══ PROVIDED ENTRIES ══

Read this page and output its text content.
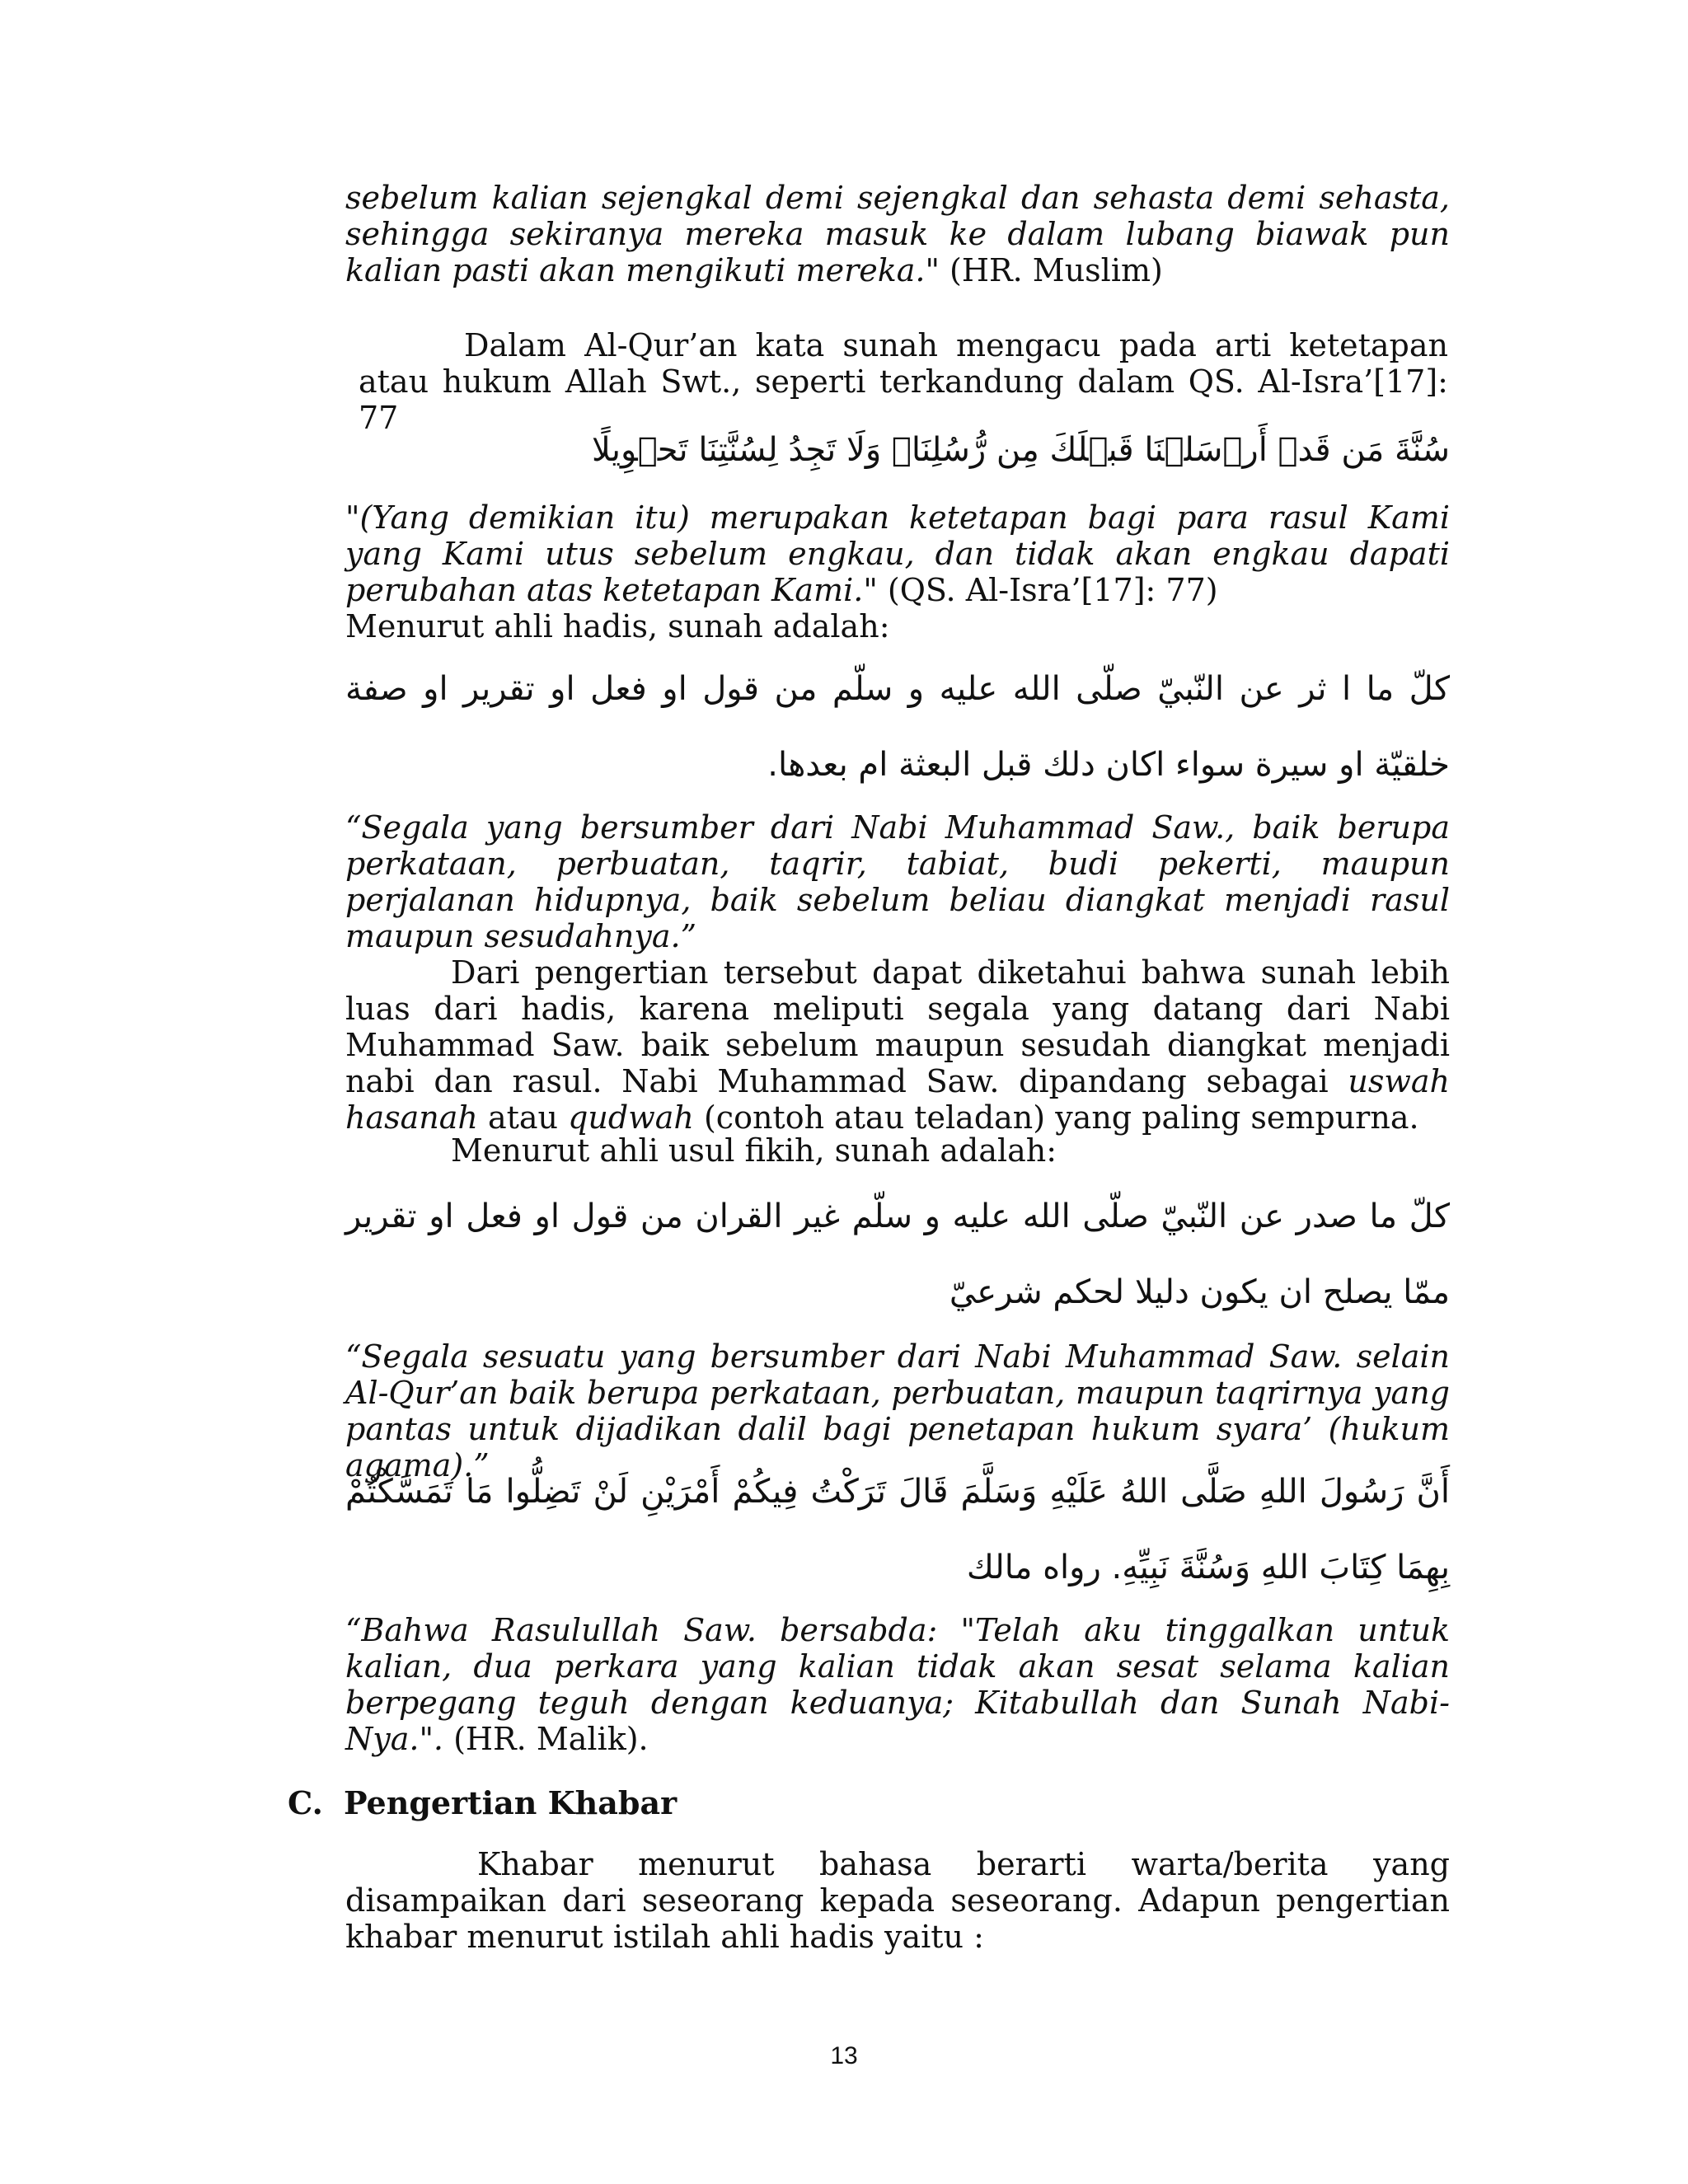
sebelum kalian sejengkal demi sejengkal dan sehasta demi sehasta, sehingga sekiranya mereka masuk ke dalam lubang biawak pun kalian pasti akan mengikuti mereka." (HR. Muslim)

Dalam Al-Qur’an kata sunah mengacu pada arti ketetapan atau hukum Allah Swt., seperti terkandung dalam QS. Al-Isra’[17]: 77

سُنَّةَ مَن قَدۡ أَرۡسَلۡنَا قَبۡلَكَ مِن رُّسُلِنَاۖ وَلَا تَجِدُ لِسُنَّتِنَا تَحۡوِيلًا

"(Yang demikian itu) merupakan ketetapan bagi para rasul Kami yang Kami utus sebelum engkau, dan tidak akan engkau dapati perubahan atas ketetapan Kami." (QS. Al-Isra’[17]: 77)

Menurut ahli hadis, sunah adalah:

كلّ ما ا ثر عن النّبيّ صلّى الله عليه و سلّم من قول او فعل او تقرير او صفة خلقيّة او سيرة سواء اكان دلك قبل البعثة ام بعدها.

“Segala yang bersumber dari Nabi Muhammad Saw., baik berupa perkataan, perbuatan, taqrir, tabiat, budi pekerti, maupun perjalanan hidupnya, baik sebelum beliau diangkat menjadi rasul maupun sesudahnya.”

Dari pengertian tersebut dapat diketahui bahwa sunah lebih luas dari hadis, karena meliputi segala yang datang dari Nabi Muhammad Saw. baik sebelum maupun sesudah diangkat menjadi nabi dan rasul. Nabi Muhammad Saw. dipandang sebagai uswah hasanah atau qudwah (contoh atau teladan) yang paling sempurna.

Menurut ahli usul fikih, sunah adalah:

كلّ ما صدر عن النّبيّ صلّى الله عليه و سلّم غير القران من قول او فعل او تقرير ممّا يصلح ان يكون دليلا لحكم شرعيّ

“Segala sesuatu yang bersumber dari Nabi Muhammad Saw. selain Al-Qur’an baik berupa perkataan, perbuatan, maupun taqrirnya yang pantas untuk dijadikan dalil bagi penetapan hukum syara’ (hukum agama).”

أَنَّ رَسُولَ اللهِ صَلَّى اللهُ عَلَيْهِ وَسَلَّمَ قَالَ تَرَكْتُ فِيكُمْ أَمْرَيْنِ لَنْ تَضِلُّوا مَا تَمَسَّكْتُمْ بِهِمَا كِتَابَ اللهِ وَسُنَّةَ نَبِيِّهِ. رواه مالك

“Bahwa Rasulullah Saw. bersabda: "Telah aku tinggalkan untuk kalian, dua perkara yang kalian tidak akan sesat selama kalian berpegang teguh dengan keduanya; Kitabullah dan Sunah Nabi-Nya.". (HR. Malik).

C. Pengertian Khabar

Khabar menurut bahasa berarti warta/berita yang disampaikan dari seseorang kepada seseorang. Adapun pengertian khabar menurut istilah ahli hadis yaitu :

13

═══
══ PROVIDED ENTRIES ══

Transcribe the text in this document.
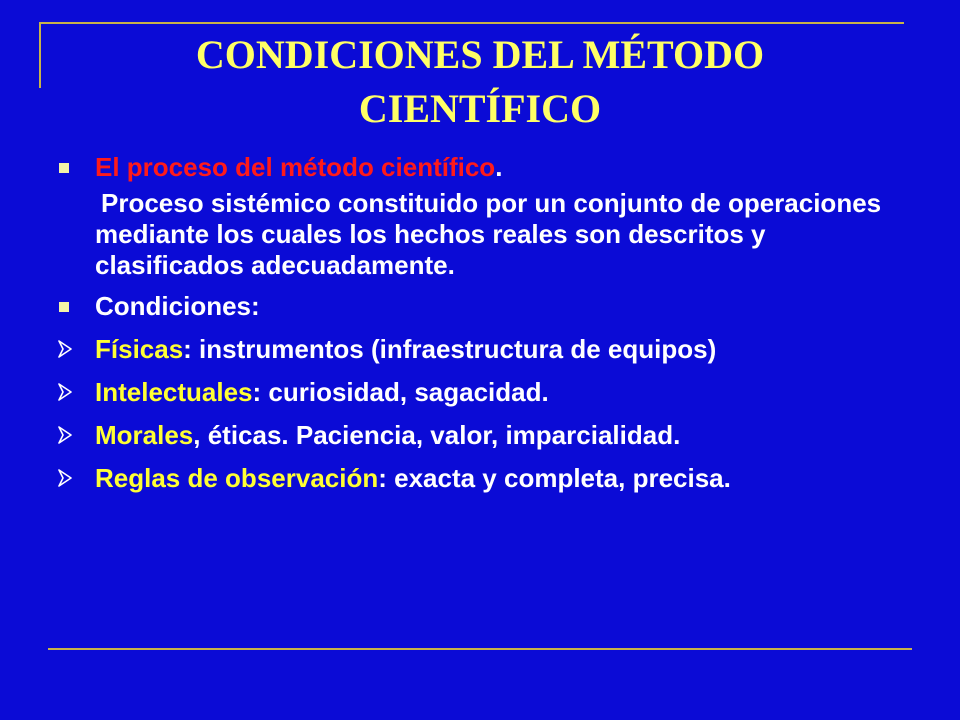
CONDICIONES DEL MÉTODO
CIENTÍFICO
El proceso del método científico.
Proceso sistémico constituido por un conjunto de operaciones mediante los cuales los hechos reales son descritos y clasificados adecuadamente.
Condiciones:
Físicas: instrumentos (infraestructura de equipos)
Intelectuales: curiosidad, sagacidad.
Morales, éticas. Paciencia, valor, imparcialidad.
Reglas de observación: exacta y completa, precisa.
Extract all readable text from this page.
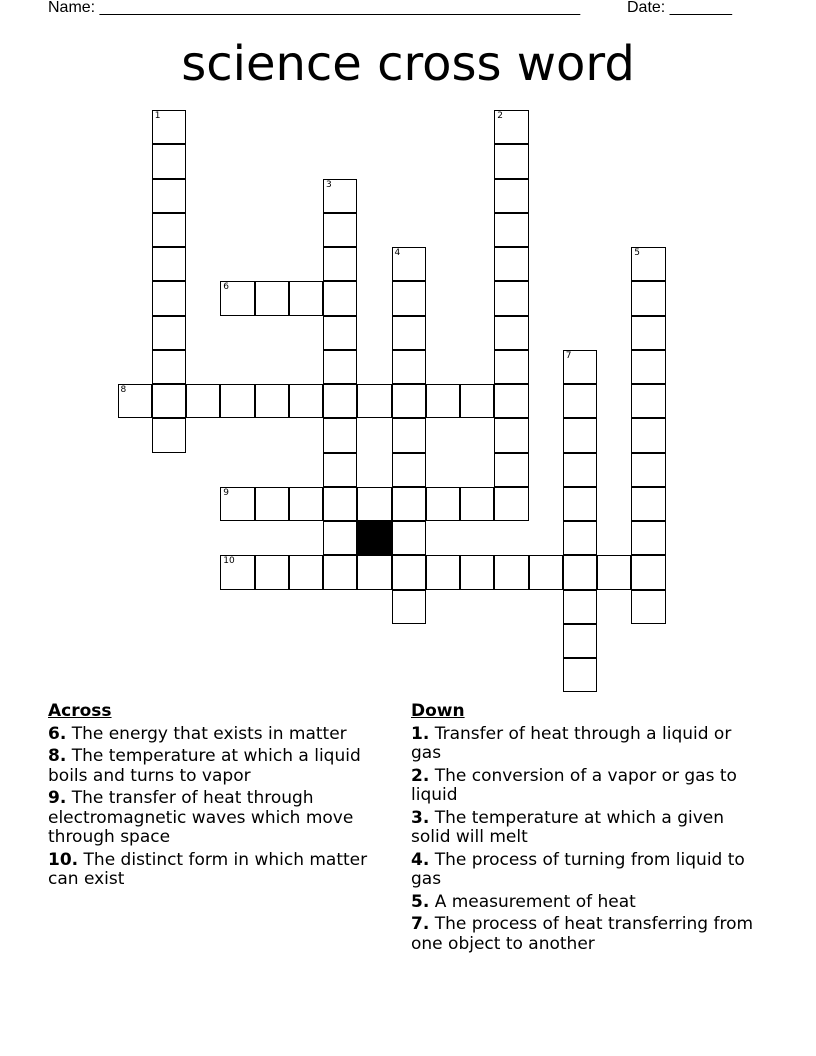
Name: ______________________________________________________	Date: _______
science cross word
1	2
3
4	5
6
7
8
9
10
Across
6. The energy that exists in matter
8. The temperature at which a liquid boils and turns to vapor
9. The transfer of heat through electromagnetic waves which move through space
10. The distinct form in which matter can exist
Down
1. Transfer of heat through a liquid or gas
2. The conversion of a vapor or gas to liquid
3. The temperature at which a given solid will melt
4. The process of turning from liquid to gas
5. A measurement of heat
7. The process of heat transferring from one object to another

═══
══ PROVIDED ENTRIES ══

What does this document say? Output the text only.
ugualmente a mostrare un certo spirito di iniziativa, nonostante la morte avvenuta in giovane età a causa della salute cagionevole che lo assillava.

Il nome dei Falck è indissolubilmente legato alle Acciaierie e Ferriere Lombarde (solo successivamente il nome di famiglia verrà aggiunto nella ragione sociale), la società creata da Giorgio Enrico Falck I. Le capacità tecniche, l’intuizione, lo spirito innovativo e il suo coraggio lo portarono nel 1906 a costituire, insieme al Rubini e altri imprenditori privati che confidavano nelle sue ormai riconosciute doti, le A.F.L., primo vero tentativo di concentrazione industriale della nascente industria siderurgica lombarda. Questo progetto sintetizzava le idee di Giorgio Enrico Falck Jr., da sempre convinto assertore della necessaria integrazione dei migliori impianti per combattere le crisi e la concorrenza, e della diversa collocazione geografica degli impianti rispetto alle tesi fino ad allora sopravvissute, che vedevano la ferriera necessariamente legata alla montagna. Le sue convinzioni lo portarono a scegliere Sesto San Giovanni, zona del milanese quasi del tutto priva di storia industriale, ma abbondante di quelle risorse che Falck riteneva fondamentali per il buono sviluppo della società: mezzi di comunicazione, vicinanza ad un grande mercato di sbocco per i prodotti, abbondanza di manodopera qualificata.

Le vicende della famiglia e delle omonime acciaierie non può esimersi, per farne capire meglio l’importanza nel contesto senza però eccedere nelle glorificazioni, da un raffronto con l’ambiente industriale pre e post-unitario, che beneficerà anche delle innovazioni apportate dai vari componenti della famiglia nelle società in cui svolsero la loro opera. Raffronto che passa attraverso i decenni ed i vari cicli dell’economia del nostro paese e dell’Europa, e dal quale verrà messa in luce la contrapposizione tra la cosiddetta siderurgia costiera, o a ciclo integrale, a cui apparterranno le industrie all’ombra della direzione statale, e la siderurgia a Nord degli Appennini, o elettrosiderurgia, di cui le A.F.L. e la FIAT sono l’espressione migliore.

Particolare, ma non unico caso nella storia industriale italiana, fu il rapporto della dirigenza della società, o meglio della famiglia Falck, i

═══

* _WHAT YOU NEED TO DO_: Identify and copy all lines with the word "dari".

* _WRITTEN RESPONSE_:
“Segala yang bersumber dari Nabi Muhammad Saw., baik berupa perkataan, perbuatan, taqrir, tabiat, budi pekerti, maupun perjalanan hidupnya, baik sebelum beliau diangkat menjadi rasul maupun sesudahnya.”
Dari pengertian tersebut dapat diketahui bahwa sunah lebih luas dari hadis, karena meliputi segala yang datang dari Nabi Muhammad Saw. baik sebelum maupun sesudah diangkat menjadi nabi dan rasul. Nabi Muhammad Saw. dipandang sebagai uswah hasanah atau qudwah (contoh atau teladan) yang paling sempurna.
“Segala sesuatu yang bersumber dari Nabi Muhammad Saw. selain Al-Qur’an baik berupa perkataan, perbuatan, maupun taqrirnya yang pantas untuk dijadikan dalil bagi penetapan hukum syara’ (hukum agama).”
Khabar menurut bahasa berarti warta/berita yang disampaikan dari seseorang kepada seseorang. Adapun pengertian khabar menurut istilah ahli hadis yaitu :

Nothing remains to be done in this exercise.